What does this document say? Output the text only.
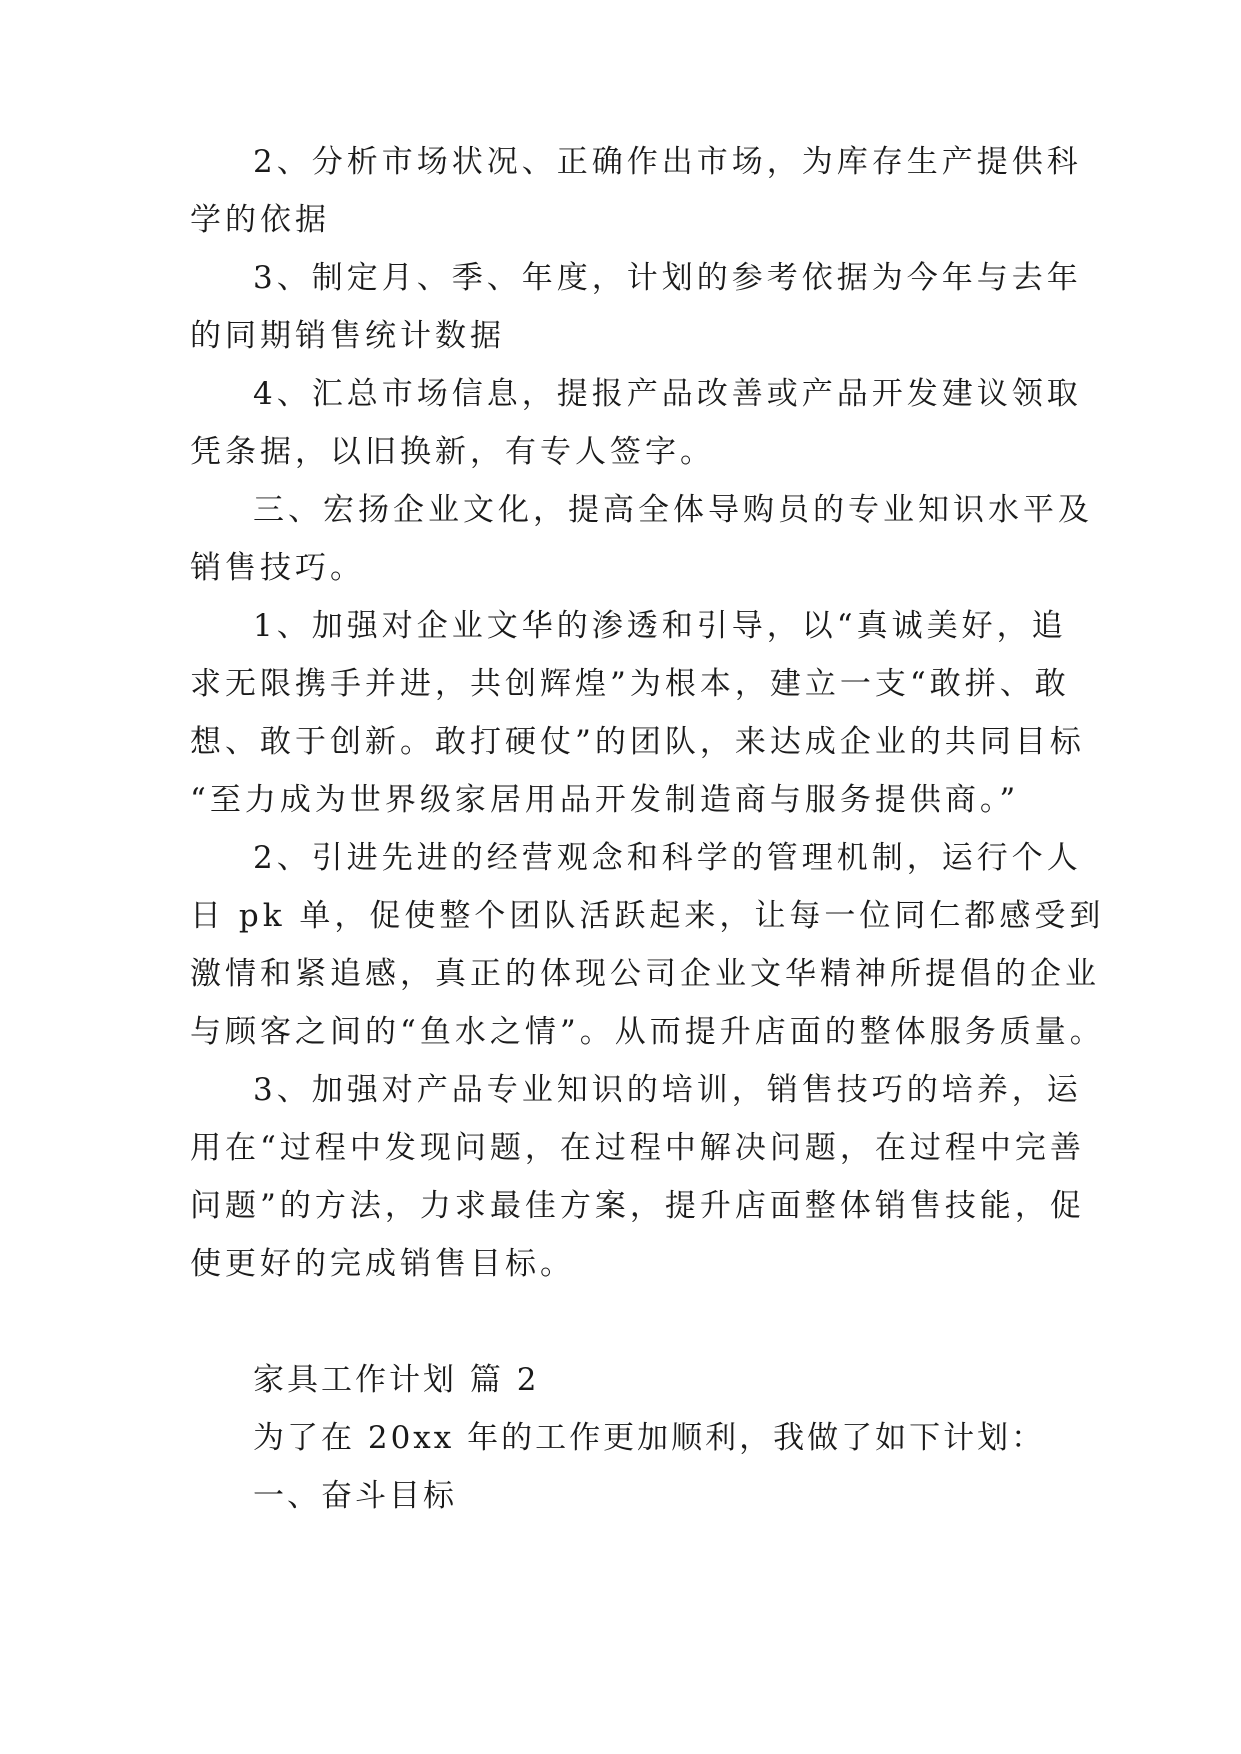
2、分析市场状况、正确作出市场，为库存生产提供科
学的依据
3、制定月、季、年度，计划的参考依据为今年与去年
的同期销售统计数据
4、汇总市场信息，提报产品改善或产品开发建议领取
凭条据，以旧换新，有专人签字。
三、宏扬企业文化，提高全体导购员的专业知识水平及
销售技巧。
1、加强对企业文华的渗透和引导，以“真诚美好，追
求无限携手并进，共创辉煌”为根本，建立一支“敢拼、敢
想、敢于创新。敢打硬仗”的团队，来达成企业的共同目标
“至力成为世界级家居用品开发制造商与服务提供商。”
2、引进先进的经营观念和科学的管理机制，运行个人
日 pk 单，促使整个团队活跃起来，让每一位同仁都感受到
激情和紧追感，真正的体现公司企业文华精神所提倡的企业
与顾客之间的“鱼水之情”。从而提升店面的整体服务质量。
3、加强对产品专业知识的培训，销售技巧的培养，运
用在“过程中发现问题，在过程中解决问题，在过程中完善
问题”的方法，力求最佳方案，提升店面整体销售技能，促
使更好的完成销售目标。
家具工作计划 篇 2
为了在 20xx 年的工作更加顺利，我做了如下计划：
一、奋斗目标
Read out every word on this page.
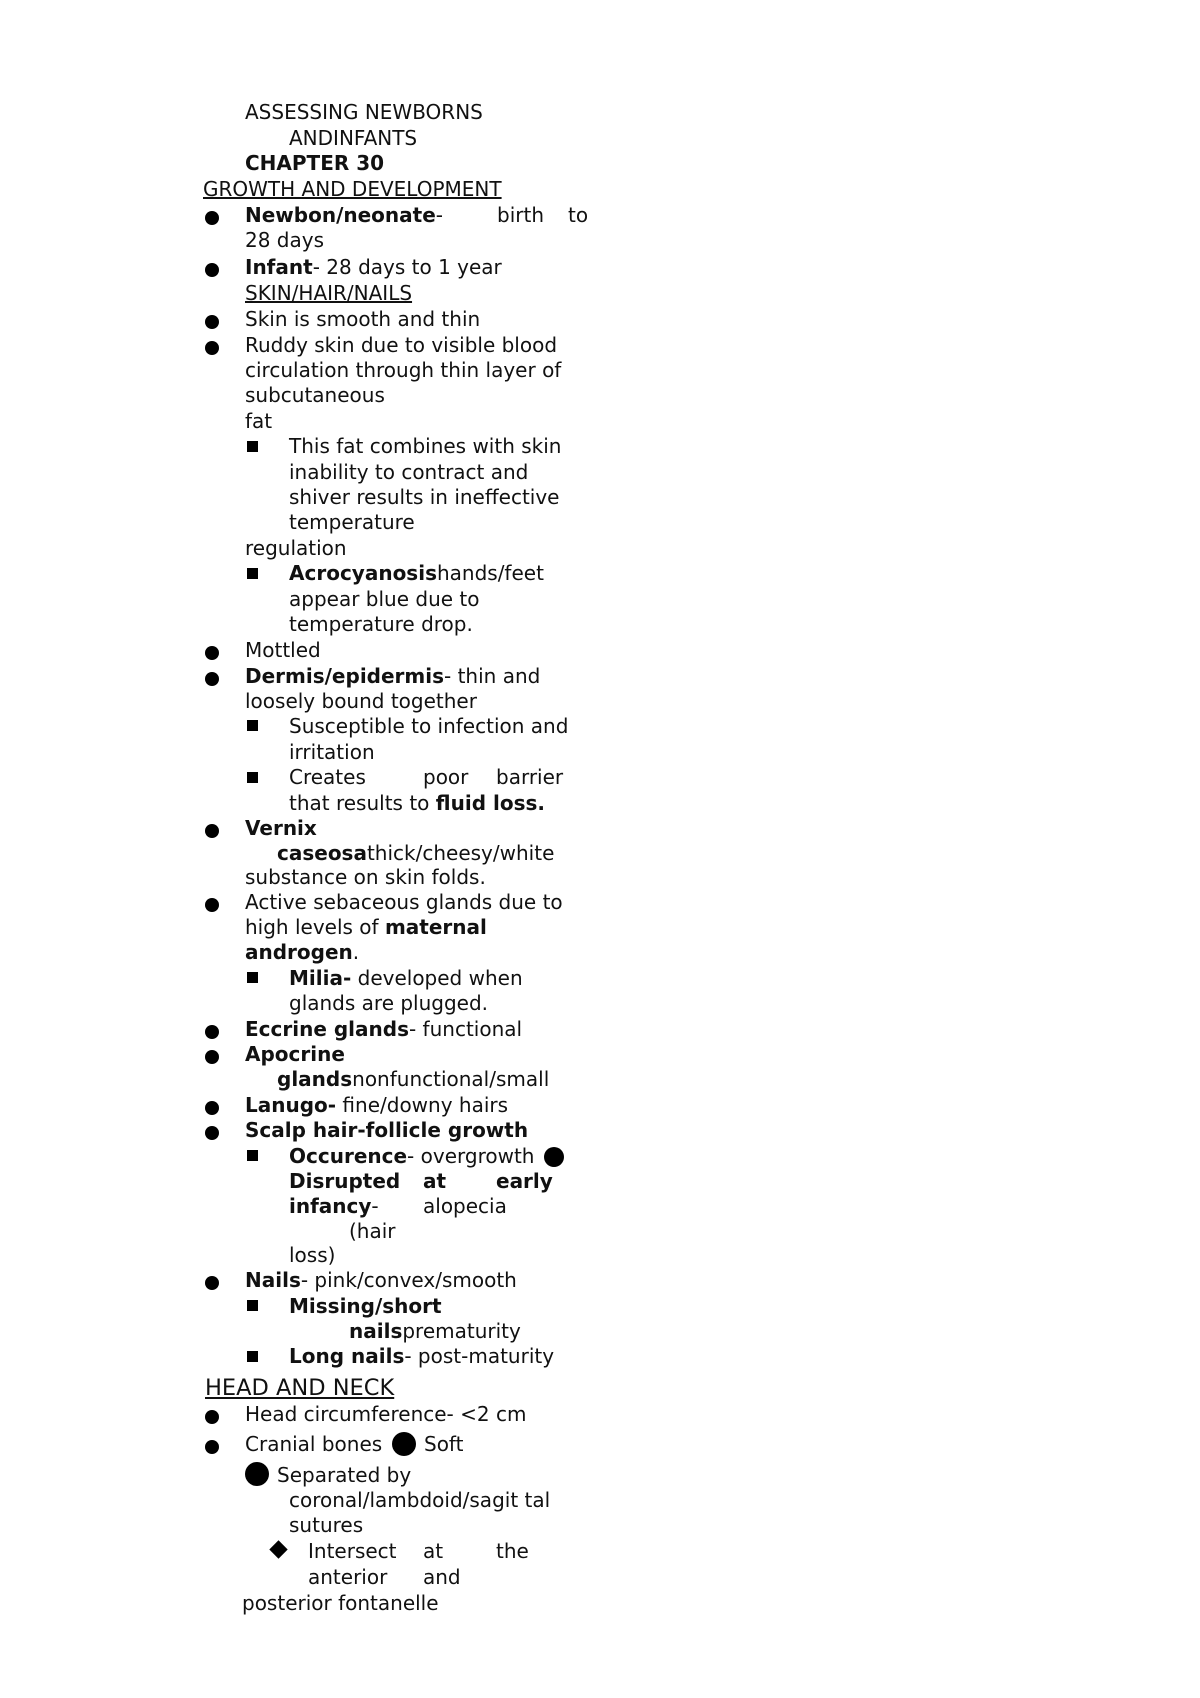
ASSESSING NEWBORNS
ANDINFANTS
CHAPTER 30
GROWTH AND DEVELOPMENT
Newbon/neonate-	birth to
28 days
Infant- 28 days to 1 year
SKIN/HAIR/NAILS
Skin is smooth and thin
Ruddy skin due to visible blood
circulation through thin layer of
subcutaneous
fat
This fat combines with skin
inability to contract and
shiver results in ineffective
temperature
regulation
Acrocyanosishands/feet
appear blue due to
temperature drop.
Mottled
Dermis/epidermis- thin and
loosely bound together
Susceptible to infection and
irritation
Creates	poor barrier
that results to fluid loss.
Vernix
caseosathick/cheesy/white
substance on skin folds.
Active sebaceous glands due to
high levels of maternal
androgen.
Milia- developed when
glands are plugged.
Eccrine glands- functional
Apocrine
glandsnonfunctional/small
Lanugo- fine/downy hairs
Scalp hair-follicle growth
Occurence- overgrowth
Disrupted at early
infancy- alopecia
(hair
loss)
Nails- pink/convex/smooth
Missing/short
nailsprematurity
Long nails- post-maturity
HEAD AND NECK
Head circumference- <2 cm
Cranial bones Soft
Separated by
coronal/lambdoid/sagit tal
sutures
Intersect at	the
anterior and
posterior fontanelle
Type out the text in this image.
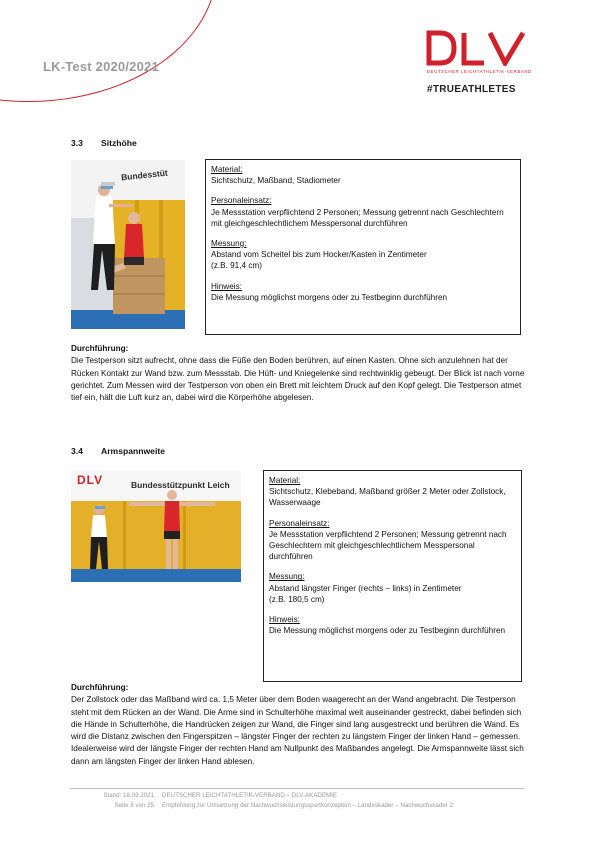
LK-Test 2020/2021	DEUTSCHER LEICHTATHLETIK-VERBAND
#TRUEATHLETES
3.3 Sitzhöhe
Bundesstüt	Material:
Sichtschutz, Maßband, Stadiometer
Personaleinsatz:
Je Messstation verpflichtend 2 Personen; Messung getrennt nach Geschlechtern mit gleichgeschlechtlichem Messpersonal durchführen
Messung:
Abstand vom Scheitel bis zum Hocker/Kasten in Zentimeter
(z.B. 91,4 cm)
Hinweis:
Die Messung möglichst morgens oder zu Testbeginn durchführen
Durchführung:
Die Testperson sitzt aufrecht, ohne dass die Füße den Boden berühren, auf einen Kasten. Ohne sich anzulehnen hat der Rücken Kontakt zur Wand bzw. zum Messstab. Die Hüft- und Kniegelenke sind rechtwinklig gebeugt. Der Blick ist nach vorne gerichtet. Zum Messen wird der Testperson von oben ein Brett mit leichtem Druck auf den Kopf gelegt. Die Testperson atmet tief ein, hält die Luft kurz an, dabei wird die Körperhöhe abgelesen.
3.4 Armspannweite
DLV	Bundesstützpunkt Leich	Material:
Sichtschutz, Klebeband, Maßband größer 2 Meter oder Zollstock, Wasserwaage
Personaleinsatz:
Je Messstation verpflichtend 2 Personen; Messung getrennt nach Geschlechtern mit gleichgeschlechtlichem Messpersonal durchführen
Messung:
Abstand längster Finger (rechts – links) in Zentimeter
(z.B. 180,5 cm)
Hinweis:
Die Messung möglichst morgens oder zu Testbeginn durchführen
Durchführung:
Der Zollstock oder das Maßband wird ca. 1,5 Meter über dem Boden waagerecht an der Wand angebracht. Die Testperson steht mit dem Rücken an der Wand. Die Arme sind in Schulterhöhe maximal weit auseinander gestreckt, dabei befinden sich die Hände in Schulterhöhe, die Handrücken zeigen zur Wand, die Finger sind lang ausgestreckt und berühren die Wand. Es wird die Distanz zwischen den Fingerspitzen – längster Finger der rechten zu längstem Finger der linken Hand – gemessen. Idealerweise wird der längste Finger der rechten Hand am Nullpunkt des Maßbandes angelegt. Die Armspannweite lässt sich dann am längsten Finger der linken Hand ablesen.
Stand: 18.03.2021
Seite 8 von 25
DEUTSCHER LEICHTATHLETIK-VERBAND – DLV-AKADEMIE
Empfehlung zur Umsetzung der Nachwuchsleistungssportkonzeption – Landeskader – Nachwuchskader 2
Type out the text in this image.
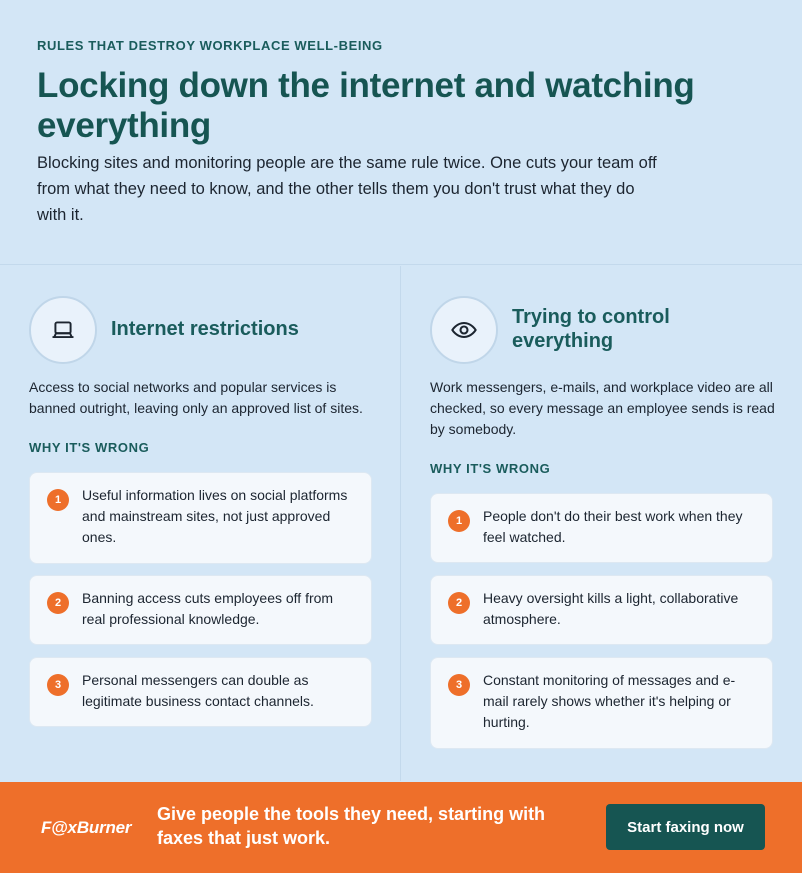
RULES THAT DESTROY WORKPLACE WELL-BEING
Locking down the internet and watching everything

Blocking sites and monitoring people are the same rule twice. One cuts your team off from what they need to know, and the other tells them you don't trust what they do with it.

Internet restrictions

Access to social networks and popular services is banned outright, leaving only an approved list of sites.

WHY IT'S WRONG
1	Useful information lives on social platforms and mainstream sites, not just approved ones.

2	Banning access cuts employees off from real professional knowledge.

3	Personal messengers can double as legitimate business contact channels.

Trying to control everything

Work messengers, e-mails, and workplace video are all checked, so every message an employee sends is read by somebody.

WHY IT'S WRONG
1	People don't do their best work when they feel watched.

2	Heavy oversight kills a light, collaborative atmosphere.

3	Constant monitoring of messages and e-mail rarely shows whether it's helping or hurting.

F@xBurner

Give people the tools they need, starting with faxes that just work.

Start faxing now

※

§ Exercise goal
Leave out the pictures and reproduce the rest of the listing exactly.

§ Worked answer
What does this document say? Output the text only.
2、分析市场状况、正确作出市场，为库存生产提供科
学的依据
3、制定月、季、年度，计划的参考依据为今年与去年
的同期销售统计数据
4、汇总市场信息，提报产品改善或产品开发建议领取
凭条据，以旧换新，有专人签字。
三、宏扬企业文化，提高全体导购员的专业知识水平及
销售技巧。
1、加强对企业文华的渗透和引导，以“真诚美好，追
求无限携手并进，共创辉煌”为根本，建立一支“敢拼、敢
想、敢于创新。敢打硬仗”的团队，来达成企业的共同目标
“至力成为世界级家居用品开发制造商与服务提供商。”
2、引进先进的经营观念和科学的管理机制，运行个人
日 pk 单，促使整个团队活跃起来，让每一位同仁都感受到
激情和紧追感，真正的体现公司企业文华精神所提倡的企业
与顾客之间的“鱼水之情”。从而提升店面的整体服务质量。
3、加强对产品专业知识的培训，销售技巧的培养，运
用在“过程中发现问题，在过程中解决问题，在过程中完善
问题”的方法，力求最佳方案，提升店面整体销售技能，促
使更好的完成销售目标。
家具工作计划 篇 2
为了在 20xx 年的工作更加顺利，我做了如下计划：
一、奋斗目标
Read out every word on this page.
ASSESSING NEWBORNS
ANDINFANTS
CHAPTER 30
GROWTH AND DEVELOPMENT
Newbon/neonate-	birth to
28 days
Infant- 28 days to 1 year
SKIN/HAIR/NAILS
Skin is smooth and thin
Ruddy skin due to visible blood
circulation through thin layer of
subcutaneous
fat
This fat combines with skin
inability to contract and
shiver results in ineffective
temperature
regulation
Acrocyanosishands/feet
appear blue due to
temperature drop.
Mottled
Dermis/epidermis- thin and
loosely bound together
Susceptible to infection and
irritation
Creates	poor barrier
that results to fluid loss.
Vernix
caseosathick/cheesy/white
substance on skin folds.
Active sebaceous glands due to
high levels of maternal
androgen.
Milia- developed when
glands are plugged.
Eccrine glands- functional
Apocrine
glandsnonfunctional/small
Lanugo- fine/downy hairs
Scalp hair-follicle growth
Occurence- overgrowth
Disrupted at early
infancy- alopecia
(hair
loss)
Nails- pink/convex/smooth
Missing/short
nailsprematurity
Long nails- post-maturity
HEAD AND NECK
Head circumference- <2 cm
Cranial bones Soft
Separated by
coronal/lambdoid/sagit tal
sutures
Intersect at	the
anterior and
posterior fontanelle
Type out the text in this image.
LK-Test 2020/2021	DEUTSCHER LEICHTATHLETIK-VERBAND
#TRUEATHLETES
3.3 Sitzhöhe
Bundesstüt	Material:
Sichtschutz, Maßband, Stadiometer
Personaleinsatz:
Je Messstation verpflichtend 2 Personen; Messung getrennt nach Geschlechtern mit gleichgeschlechtlichem Messpersonal durchführen
Messung:
Abstand vom Scheitel bis zum Hocker/Kasten in Zentimeter
(z.B. 91,4 cm)
Hinweis:
Die Messung möglichst morgens oder zu Testbeginn durchführen
Durchführung:
Die Testperson sitzt aufrecht, ohne dass die Füße den Boden berühren, auf einen Kasten. Ohne sich anzulehnen hat der Rücken Kontakt zur Wand bzw. zum Messstab. Die Hüft- und Kniegelenke sind rechtwinklig gebeugt. Der Blick ist nach vorne gerichtet. Zum Messen wird der Testperson von oben ein Brett mit leichtem Druck auf den Kopf gelegt. Die Testperson atmet tief ein, hält die Luft kurz an, dabei wird die Körperhöhe abgelesen.
3.4 Armspannweite
DLV	Bundesstützpunkt Leich	Material:
Sichtschutz, Klebeband, Maßband größer 2 Meter oder Zollstock, Wasserwaage
Personaleinsatz:
Je Messstation verpflichtend 2 Personen; Messung getrennt nach Geschlechtern mit gleichgeschlechtlichem Messpersonal durchführen
Messung:
Abstand längster Finger (rechts – links) in Zentimeter
(z.B. 180,5 cm)
Hinweis:
Die Messung möglichst morgens oder zu Testbeginn durchführen
Durchführung:
Der Zollstock oder das Maßband wird ca. 1,5 Meter über dem Boden waagerecht an der Wand angebracht. Die Testperson steht mit dem Rücken an der Wand. Die Arme sind in Schulterhöhe maximal weit auseinander gestreckt, dabei befinden sich die Hände in Schulterhöhe, die Handrücken zeigen zur Wand, die Finger sind lang ausgestreckt und berühren die Wand. Es wird die Distanz zwischen den Fingerspitzen – längster Finger der rechten zu längstem Finger der linken Hand – gemessen. Idealerweise wird der längste Finger der rechten Hand am Nullpunkt des Maßbandes angelegt. Die Armspannweite lässt sich dann am längsten Finger der linken Hand ablesen.
Stand: 18.03.2021
Seite 8 von 25
DEUTSCHER LEICHTATHLETIK-VERBAND – DLV-AKADEMIE
Empfehlung zur Umsetzung der Nachwuchsleistungssportkonzeption – Landeskader – Nachwuchskader 2
Type out the text in this image.
RULES THAT DESTROY WORKPLACE WELL-BEING
Locking down the internet and watching everything

Blocking sites and monitoring people are the same rule twice. One cuts your team off from what they need to know, and the other tells them you don't trust what they do with it.

Internet restrictions

Access to social networks and popular services is banned outright, leaving only an approved list of sites.

WHY IT'S WRONG
1	Useful information lives on social platforms and mainstream sites, not just approved ones.

2	Banning access cuts employees off from real professional knowledge.

3	Personal messengers can double as legitimate business contact channels.

Trying to control everything

Work messengers, e-mails, and workplace video are all checked, so every message an employee sends is read by somebody.

WHY IT'S WRONG
1	People don't do their best work when they feel watched.

2	Heavy oversight kills a light, collaborative atmosphere.

3	Constant monitoring of messages and e-mail rarely shows whether it's helping or hurting.

F@xBurner

Give people the tools they need, starting with faxes that just work.

Start faxing now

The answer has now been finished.